** Start Stored data **
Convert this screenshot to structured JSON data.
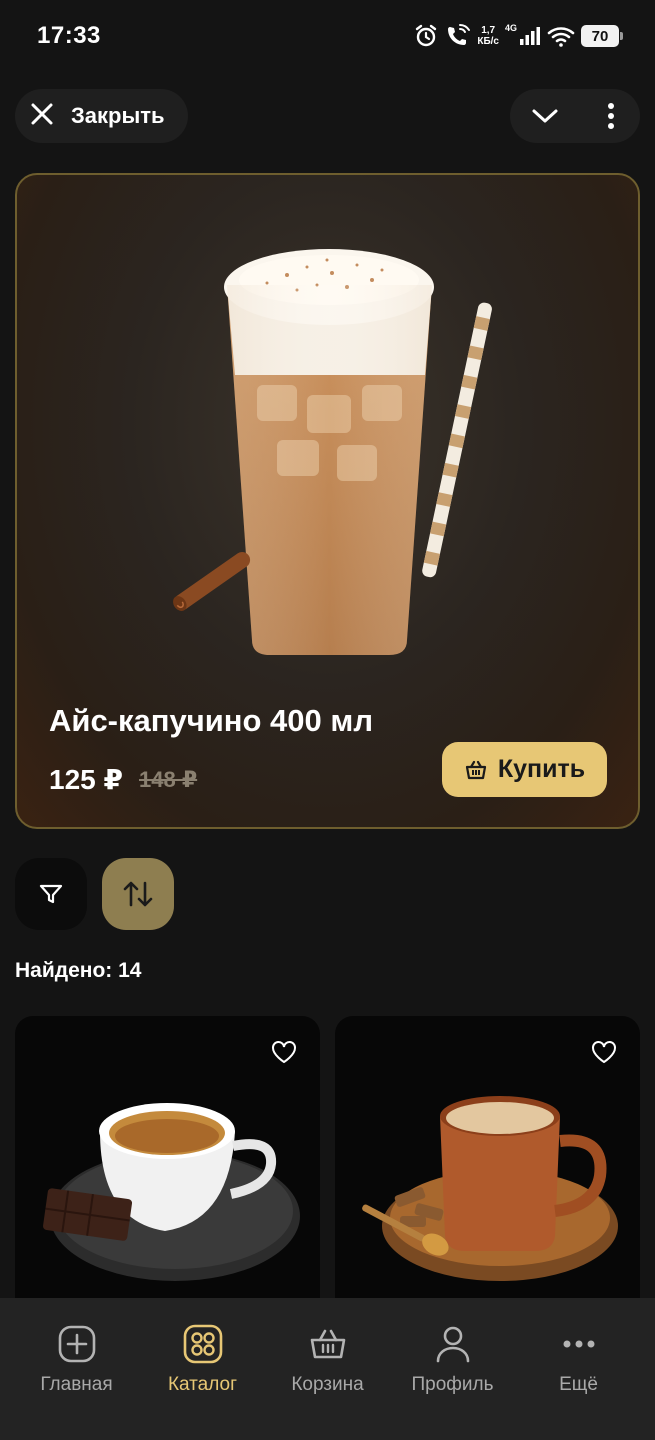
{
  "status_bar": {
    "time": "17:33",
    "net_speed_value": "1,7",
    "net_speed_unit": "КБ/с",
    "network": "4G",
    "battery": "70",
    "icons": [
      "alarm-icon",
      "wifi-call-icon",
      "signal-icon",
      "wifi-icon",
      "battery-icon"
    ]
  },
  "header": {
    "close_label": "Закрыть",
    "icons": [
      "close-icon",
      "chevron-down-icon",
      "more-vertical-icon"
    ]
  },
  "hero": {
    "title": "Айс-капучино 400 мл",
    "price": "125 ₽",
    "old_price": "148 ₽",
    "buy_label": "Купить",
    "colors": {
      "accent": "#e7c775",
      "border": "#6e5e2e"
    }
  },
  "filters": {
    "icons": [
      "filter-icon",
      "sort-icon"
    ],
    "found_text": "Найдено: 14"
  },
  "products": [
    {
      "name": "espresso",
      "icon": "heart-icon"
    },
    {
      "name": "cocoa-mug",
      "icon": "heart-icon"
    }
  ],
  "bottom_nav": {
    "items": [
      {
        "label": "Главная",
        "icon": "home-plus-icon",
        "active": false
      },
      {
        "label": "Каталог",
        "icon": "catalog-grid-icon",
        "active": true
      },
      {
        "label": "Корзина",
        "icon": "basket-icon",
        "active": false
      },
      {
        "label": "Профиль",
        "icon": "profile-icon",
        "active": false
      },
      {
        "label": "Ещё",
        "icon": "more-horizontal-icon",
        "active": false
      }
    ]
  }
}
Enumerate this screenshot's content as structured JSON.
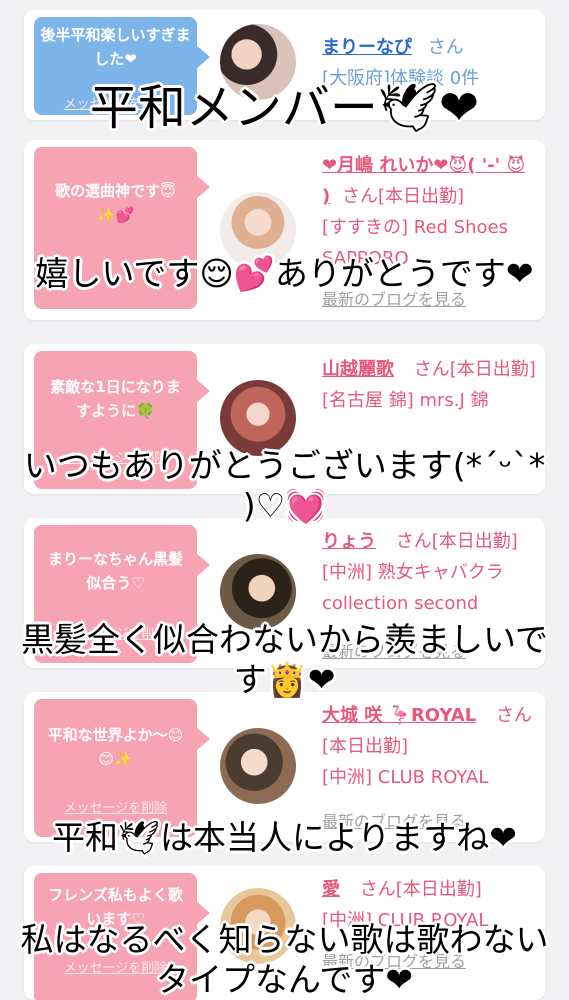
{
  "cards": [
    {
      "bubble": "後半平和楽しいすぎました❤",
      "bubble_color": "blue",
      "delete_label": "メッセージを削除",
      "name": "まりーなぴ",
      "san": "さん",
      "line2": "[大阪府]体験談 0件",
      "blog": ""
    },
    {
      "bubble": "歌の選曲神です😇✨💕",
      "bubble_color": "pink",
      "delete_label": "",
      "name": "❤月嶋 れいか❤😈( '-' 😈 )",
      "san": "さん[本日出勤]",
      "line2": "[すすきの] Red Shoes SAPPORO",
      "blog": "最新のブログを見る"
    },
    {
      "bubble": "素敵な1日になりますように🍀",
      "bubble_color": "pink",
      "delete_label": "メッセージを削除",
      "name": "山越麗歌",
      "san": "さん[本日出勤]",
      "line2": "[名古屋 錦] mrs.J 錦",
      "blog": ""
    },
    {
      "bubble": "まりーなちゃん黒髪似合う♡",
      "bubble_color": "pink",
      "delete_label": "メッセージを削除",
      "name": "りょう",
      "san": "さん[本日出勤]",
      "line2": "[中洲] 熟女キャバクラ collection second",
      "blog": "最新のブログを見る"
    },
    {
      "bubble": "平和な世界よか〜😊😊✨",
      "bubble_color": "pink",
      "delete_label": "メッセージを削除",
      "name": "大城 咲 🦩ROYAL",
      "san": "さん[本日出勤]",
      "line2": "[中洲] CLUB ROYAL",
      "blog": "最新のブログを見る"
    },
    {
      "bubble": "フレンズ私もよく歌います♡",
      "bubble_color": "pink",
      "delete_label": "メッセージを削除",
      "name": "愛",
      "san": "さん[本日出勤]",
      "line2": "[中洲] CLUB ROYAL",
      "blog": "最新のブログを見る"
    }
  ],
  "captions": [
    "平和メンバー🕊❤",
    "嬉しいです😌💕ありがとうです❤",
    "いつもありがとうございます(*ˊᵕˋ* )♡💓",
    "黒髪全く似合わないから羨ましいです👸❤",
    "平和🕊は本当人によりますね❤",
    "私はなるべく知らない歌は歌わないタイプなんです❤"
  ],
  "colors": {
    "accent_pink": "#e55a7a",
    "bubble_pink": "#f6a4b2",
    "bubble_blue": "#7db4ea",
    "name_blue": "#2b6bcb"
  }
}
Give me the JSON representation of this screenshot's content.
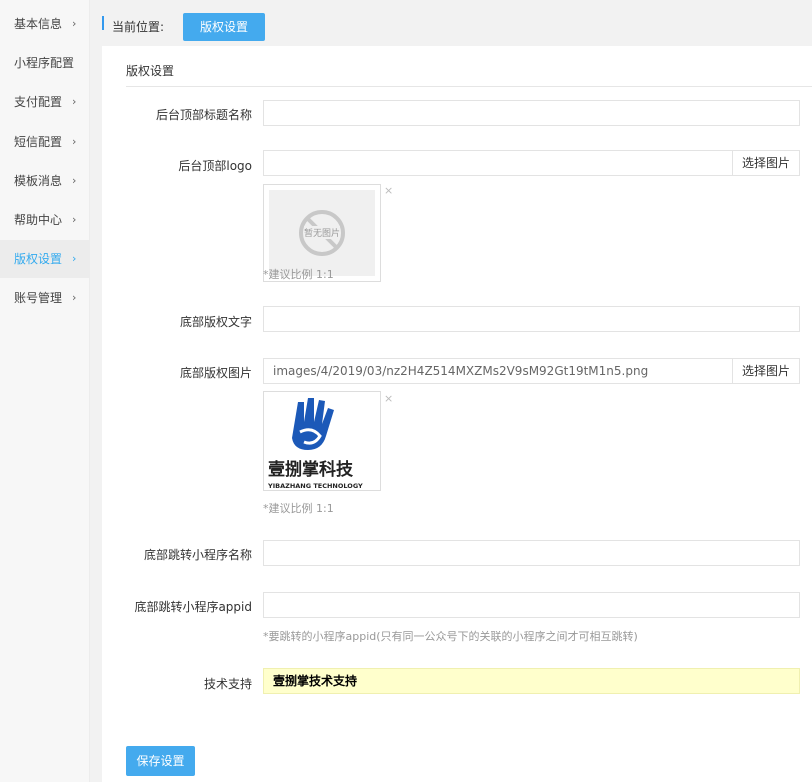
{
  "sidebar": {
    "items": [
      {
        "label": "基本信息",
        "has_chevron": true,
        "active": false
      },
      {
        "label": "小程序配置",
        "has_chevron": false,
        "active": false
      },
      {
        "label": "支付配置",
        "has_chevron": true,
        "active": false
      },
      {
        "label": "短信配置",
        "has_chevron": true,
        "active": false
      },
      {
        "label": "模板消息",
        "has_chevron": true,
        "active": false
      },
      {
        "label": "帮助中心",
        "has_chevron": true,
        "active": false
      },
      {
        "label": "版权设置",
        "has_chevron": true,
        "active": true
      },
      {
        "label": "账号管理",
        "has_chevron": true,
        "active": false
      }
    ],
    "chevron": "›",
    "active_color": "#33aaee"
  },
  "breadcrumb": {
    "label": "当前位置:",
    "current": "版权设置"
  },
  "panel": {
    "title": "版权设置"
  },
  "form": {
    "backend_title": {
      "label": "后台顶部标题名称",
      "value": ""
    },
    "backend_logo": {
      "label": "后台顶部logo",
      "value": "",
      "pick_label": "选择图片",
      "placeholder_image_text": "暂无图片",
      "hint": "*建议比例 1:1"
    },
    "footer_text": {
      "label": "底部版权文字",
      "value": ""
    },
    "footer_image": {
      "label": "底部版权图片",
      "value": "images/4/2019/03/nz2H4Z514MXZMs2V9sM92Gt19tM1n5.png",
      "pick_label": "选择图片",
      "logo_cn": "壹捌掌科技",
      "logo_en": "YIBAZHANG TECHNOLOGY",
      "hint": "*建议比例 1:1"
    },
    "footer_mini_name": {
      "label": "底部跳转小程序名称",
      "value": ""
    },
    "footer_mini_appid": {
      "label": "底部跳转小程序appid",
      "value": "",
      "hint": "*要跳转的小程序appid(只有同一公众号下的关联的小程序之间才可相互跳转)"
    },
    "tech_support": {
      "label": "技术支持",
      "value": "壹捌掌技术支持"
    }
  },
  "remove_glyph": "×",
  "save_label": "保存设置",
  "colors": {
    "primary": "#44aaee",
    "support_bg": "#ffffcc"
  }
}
** End Stored data **
» **Task objective**
Above are the records; reproduce them exactly and leave out the pictures.

» **Answer to the task**
Convert this screenshot to structured JSON data.
{
  "status_bar": {
    "time": "17:33",
    "net_speed_value": "1,7",
    "net_speed_unit": "КБ/с",
    "network": "4G",
    "battery": "70",
    "icons": [
      "alarm-icon",
      "wifi-call-icon",
      "signal-icon",
      "wifi-icon",
      "battery-icon"
    ]
  },
  "header": {
    "close_label": "Закрыть",
    "icons": [
      "close-icon",
      "chevron-down-icon",
      "more-vertical-icon"
    ]
  },
  "hero": {
    "title": "Айс-капучино 400 мл",
    "price": "125 ₽",
    "old_price": "148 ₽",
    "buy_label": "Купить",
    "colors": {
      "accent": "#e7c775",
      "border": "#6e5e2e"
    }
  },
  "filters": {
    "icons": [
      "filter-icon",
      "sort-icon"
    ],
    "found_text": "Найдено: 14"
  },
  "products": [
    {
      "name": "espresso",
      "icon": "heart-icon"
    },
    {
      "name": "cocoa-mug",
      "icon": "heart-icon"
    }
  ],
  "bottom_nav": {
    "items": [
      {
        "label": "Главная",
        "icon": "home-plus-icon",
        "active": false
      },
      {
        "label": "Каталог",
        "icon": "catalog-grid-icon",
        "active": true
      },
      {
        "label": "Корзина",
        "icon": "basket-icon",
        "active": false
      },
      {
        "label": "Профиль",
        "icon": "profile-icon",
        "active": false
      },
      {
        "label": "Ещё",
        "icon": "more-horizontal-icon",
        "active": false
      }
    ]
  }
}
Enumerate this screenshot's content as structured JSON.
{
  "cards": [
    {
      "bubble": "後半平和楽しいすぎました❤",
      "bubble_color": "blue",
      "delete_label": "メッセージを削除",
      "name": "まりーなぴ",
      "san": "さん",
      "line2": "[大阪府]体験談 0件",
      "blog": ""
    },
    {
      "bubble": "歌の選曲神です😇✨💕",
      "bubble_color": "pink",
      "delete_label": "",
      "name": "❤月嶋 れいか❤😈( '-' 😈 )",
      "san": "さん[本日出勤]",
      "line2": "[すすきの] Red Shoes SAPPORO",
      "blog": "最新のブログを見る"
    },
    {
      "bubble": "素敵な1日になりますように🍀",
      "bubble_color": "pink",
      "delete_label": "メッセージを削除",
      "name": "山越麗歌",
      "san": "さん[本日出勤]",
      "line2": "[名古屋 錦] mrs.J 錦",
      "blog": ""
    },
    {
      "bubble": "まりーなちゃん黒髪似合う♡",
      "bubble_color": "pink",
      "delete_label": "メッセージを削除",
      "name": "りょう",
      "san": "さん[本日出勤]",
      "line2": "[中洲] 熟女キャバクラ collection second",
      "blog": "最新のブログを見る"
    },
    {
      "bubble": "平和な世界よか〜😊😊✨",
      "bubble_color": "pink",
      "delete_label": "メッセージを削除",
      "name": "大城 咲 🦩ROYAL",
      "san": "さん[本日出勤]",
      "line2": "[中洲] CLUB ROYAL",
      "blog": "最新のブログを見る"
    },
    {
      "bubble": "フレンズ私もよく歌います♡",
      "bubble_color": "pink",
      "delete_label": "メッセージを削除",
      "name": "愛",
      "san": "さん[本日出勤]",
      "line2": "[中洲] CLUB ROYAL",
      "blog": "最新のブログを見る"
    }
  ],
  "captions": [
    "平和メンバー🕊❤",
    "嬉しいです😌💕ありがとうです❤",
    "いつもありがとうございます(*ˊᵕˋ* )♡💓",
    "黒髪全く似合わないから羨ましいです👸❤",
    "平和🕊は本当人によりますね❤",
    "私はなるべく知らない歌は歌わないタイプなんです❤"
  ],
  "colors": {
    "accent_pink": "#e55a7a",
    "bubble_pink": "#f6a4b2",
    "bubble_blue": "#7db4ea",
    "name_blue": "#2b6bcb"
  }
}
Give me the JSON representation of this screenshot's content.
{
  "sidebar": {
    "items": [
      {
        "label": "基本信息",
        "has_chevron": true,
        "active": false
      },
      {
        "label": "小程序配置",
        "has_chevron": false,
        "active": false
      },
      {
        "label": "支付配置",
        "has_chevron": true,
        "active": false
      },
      {
        "label": "短信配置",
        "has_chevron": true,
        "active": false
      },
      {
        "label": "模板消息",
        "has_chevron": true,
        "active": false
      },
      {
        "label": "帮助中心",
        "has_chevron": true,
        "active": false
      },
      {
        "label": "版权设置",
        "has_chevron": true,
        "active": true
      },
      {
        "label": "账号管理",
        "has_chevron": true,
        "active": false
      }
    ],
    "chevron": "›",
    "active_color": "#33aaee"
  },
  "breadcrumb": {
    "label": "当前位置:",
    "current": "版权设置"
  },
  "panel": {
    "title": "版权设置"
  },
  "form": {
    "backend_title": {
      "label": "后台顶部标题名称",
      "value": ""
    },
    "backend_logo": {
      "label": "后台顶部logo",
      "value": "",
      "pick_label": "选择图片",
      "placeholder_image_text": "暂无图片",
      "hint": "*建议比例 1:1"
    },
    "footer_text": {
      "label": "底部版权文字",
      "value": ""
    },
    "footer_image": {
      "label": "底部版权图片",
      "value": "images/4/2019/03/nz2H4Z514MXZMs2V9sM92Gt19tM1n5.png",
      "pick_label": "选择图片",
      "logo_cn": "壹捌掌科技",
      "logo_en": "YIBAZHANG TECHNOLOGY",
      "hint": "*建议比例 1:1"
    },
    "footer_mini_name": {
      "label": "底部跳转小程序名称",
      "value": ""
    },
    "footer_mini_appid": {
      "label": "底部跳转小程序appid",
      "value": "",
      "hint": "*要跳转的小程序appid(只有同一公众号下的关联的小程序之间才可相互跳转)"
    },
    "tech_support": {
      "label": "技术支持",
      "value": "壹捌掌技术支持"
    }
  },
  "remove_glyph": "×",
  "save_label": "保存设置",
  "colors": {
    "primary": "#44aaee",
    "support_bg": "#ffffcc"
  }
}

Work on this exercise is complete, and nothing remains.